**REQUIREMENTS:** Reproduce every line of the records below, character for character.

**TASK MATERIAL:**
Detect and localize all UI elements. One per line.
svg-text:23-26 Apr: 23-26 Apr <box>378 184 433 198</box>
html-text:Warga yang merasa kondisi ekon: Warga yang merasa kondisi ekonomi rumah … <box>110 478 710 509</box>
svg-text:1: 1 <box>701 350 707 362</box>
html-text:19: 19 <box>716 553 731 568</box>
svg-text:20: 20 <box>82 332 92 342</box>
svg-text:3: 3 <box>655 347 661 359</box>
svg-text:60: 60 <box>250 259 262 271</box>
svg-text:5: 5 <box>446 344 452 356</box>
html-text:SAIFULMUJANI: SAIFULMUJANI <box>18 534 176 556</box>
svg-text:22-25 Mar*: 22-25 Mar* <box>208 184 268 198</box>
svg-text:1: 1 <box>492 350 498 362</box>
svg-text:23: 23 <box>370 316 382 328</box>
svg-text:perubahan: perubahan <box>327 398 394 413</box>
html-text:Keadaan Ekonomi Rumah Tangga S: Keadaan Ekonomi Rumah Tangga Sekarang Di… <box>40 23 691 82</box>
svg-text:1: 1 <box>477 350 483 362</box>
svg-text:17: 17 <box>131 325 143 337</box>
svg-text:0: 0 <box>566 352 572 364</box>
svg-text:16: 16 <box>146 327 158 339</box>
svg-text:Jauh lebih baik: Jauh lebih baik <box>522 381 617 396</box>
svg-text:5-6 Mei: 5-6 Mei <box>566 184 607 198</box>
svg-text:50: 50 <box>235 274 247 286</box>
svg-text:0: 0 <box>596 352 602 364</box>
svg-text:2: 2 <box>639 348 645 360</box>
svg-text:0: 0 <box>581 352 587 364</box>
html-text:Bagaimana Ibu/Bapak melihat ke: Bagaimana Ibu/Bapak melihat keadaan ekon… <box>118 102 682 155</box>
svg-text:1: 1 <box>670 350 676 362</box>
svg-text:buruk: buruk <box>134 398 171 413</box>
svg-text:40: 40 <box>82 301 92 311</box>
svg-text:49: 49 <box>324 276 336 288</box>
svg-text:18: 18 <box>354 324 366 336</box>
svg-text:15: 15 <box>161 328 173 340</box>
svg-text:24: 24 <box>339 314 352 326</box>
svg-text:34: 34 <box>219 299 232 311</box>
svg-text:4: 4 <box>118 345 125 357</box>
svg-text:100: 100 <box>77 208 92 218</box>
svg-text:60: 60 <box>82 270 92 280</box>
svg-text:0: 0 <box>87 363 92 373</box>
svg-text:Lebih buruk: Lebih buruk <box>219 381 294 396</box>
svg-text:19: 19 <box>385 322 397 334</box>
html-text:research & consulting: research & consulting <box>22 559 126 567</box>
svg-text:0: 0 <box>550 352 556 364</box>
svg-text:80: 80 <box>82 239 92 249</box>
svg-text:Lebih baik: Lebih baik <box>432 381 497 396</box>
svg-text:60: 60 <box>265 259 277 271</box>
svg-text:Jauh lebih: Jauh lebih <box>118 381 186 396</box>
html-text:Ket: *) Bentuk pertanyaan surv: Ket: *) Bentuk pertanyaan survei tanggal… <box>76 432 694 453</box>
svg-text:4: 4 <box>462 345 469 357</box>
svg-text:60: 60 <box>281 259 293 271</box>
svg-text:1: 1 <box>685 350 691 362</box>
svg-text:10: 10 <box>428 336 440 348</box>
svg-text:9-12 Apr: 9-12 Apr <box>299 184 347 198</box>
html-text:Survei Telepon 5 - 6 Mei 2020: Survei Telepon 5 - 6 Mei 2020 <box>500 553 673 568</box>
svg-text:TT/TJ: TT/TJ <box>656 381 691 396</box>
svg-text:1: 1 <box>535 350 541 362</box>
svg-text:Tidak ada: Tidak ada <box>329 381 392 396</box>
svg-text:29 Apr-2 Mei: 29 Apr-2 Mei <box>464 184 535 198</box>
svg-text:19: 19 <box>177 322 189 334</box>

**TASK SOLUTION:**
Detect and localize all UI elements. One per line.
svg-text:23-26 Apr: 23-26 Apr <box>378 184 433 198</box>
html-text:Warga yang merasa kondisi ekon: Warga yang merasa kondisi ekonomi rumah … <box>110 478 710 509</box>
svg-text:1: 1 <box>701 350 707 362</box>
html-text:19: 19 <box>716 553 731 568</box>
svg-text:20: 20 <box>82 332 92 342</box>
svg-text:3: 3 <box>655 347 661 359</box>
svg-text:60: 60 <box>250 259 262 271</box>
svg-text:5: 5 <box>446 344 452 356</box>
html-text:SAIFULMUJANI: SAIFULMUJANI <box>18 534 176 556</box>
svg-text:22-25 Mar*: 22-25 Mar* <box>208 184 268 198</box>
svg-text:1: 1 <box>492 350 498 362</box>
svg-text:23: 23 <box>370 316 382 328</box>
svg-text:perubahan: perubahan <box>327 398 394 413</box>
html-text:Keadaan Ekonomi Rumah Tangga S: Keadaan Ekonomi Rumah Tangga Sekarang Di… <box>40 23 691 82</box>
svg-text:1: 1 <box>477 350 483 362</box>
svg-text:17: 17 <box>131 325 143 337</box>
svg-text:0: 0 <box>566 352 572 364</box>
svg-text:16: 16 <box>146 327 158 339</box>
svg-text:Jauh lebih baik: Jauh lebih baik <box>522 381 617 396</box>
svg-text:5-6 Mei: 5-6 Mei <box>566 184 607 198</box>
svg-text:50: 50 <box>235 274 247 286</box>
svg-text:0: 0 <box>596 352 602 364</box>
svg-text:2: 2 <box>639 348 645 360</box>
svg-text:0: 0 <box>581 352 587 364</box>
html-text:Bagaimana Ibu/Bapak melihat ke: Bagaimana Ibu/Bapak melihat keadaan ekon… <box>118 102 682 155</box>
svg-text:1: 1 <box>670 350 676 362</box>
svg-text:buruk: buruk <box>134 398 171 413</box>
svg-text:40: 40 <box>82 301 92 311</box>
svg-text:49: 49 <box>324 276 336 288</box>
svg-text:18: 18 <box>354 324 366 336</box>
svg-text:15: 15 <box>161 328 173 340</box>
svg-text:24: 24 <box>339 314 352 326</box>
svg-text:34: 34 <box>219 299 232 311</box>
svg-text:4: 4 <box>118 345 125 357</box>
svg-text:100: 100 <box>77 208 92 218</box>
svg-text:60: 60 <box>82 270 92 280</box>
svg-text:0: 0 <box>87 363 92 373</box>
svg-text:Lebih buruk: Lebih buruk <box>219 381 294 396</box>
svg-text:19: 19 <box>385 322 397 334</box>
html-text:research & consulting: research & consulting <box>22 559 126 567</box>
svg-text:0: 0 <box>550 352 556 364</box>
svg-text:80: 80 <box>82 239 92 249</box>
svg-text:Lebih baik: Lebih baik <box>432 381 497 396</box>
svg-text:60: 60 <box>265 259 277 271</box>
svg-text:Jauh lebih: Jauh lebih <box>118 381 186 396</box>
html-text:Ket: *) Bentuk pertanyaan surv: Ket: *) Bentuk pertanyaan survei tanggal… <box>76 432 694 453</box>
svg-text:4: 4 <box>462 345 469 357</box>
svg-text:60: 60 <box>281 259 293 271</box>
svg-text:1: 1 <box>685 350 691 362</box>
svg-text:10: 10 <box>428 336 440 348</box>
svg-text:9-12 Apr: 9-12 Apr <box>299 184 347 198</box>
html-text:Survei Telepon 5 - 6 Mei 2020: Survei Telepon 5 - 6 Mei 2020 <box>500 553 673 568</box>
svg-text:TT/TJ: TT/TJ <box>656 381 691 396</box>
svg-text:1: 1 <box>535 350 541 362</box>
svg-text:Tidak ada: Tidak ada <box>329 381 392 396</box>
svg-text:29 Apr-2 Mei: 29 Apr-2 Mei <box>464 184 535 198</box>
svg-text:19: 19 <box>177 322 189 334</box>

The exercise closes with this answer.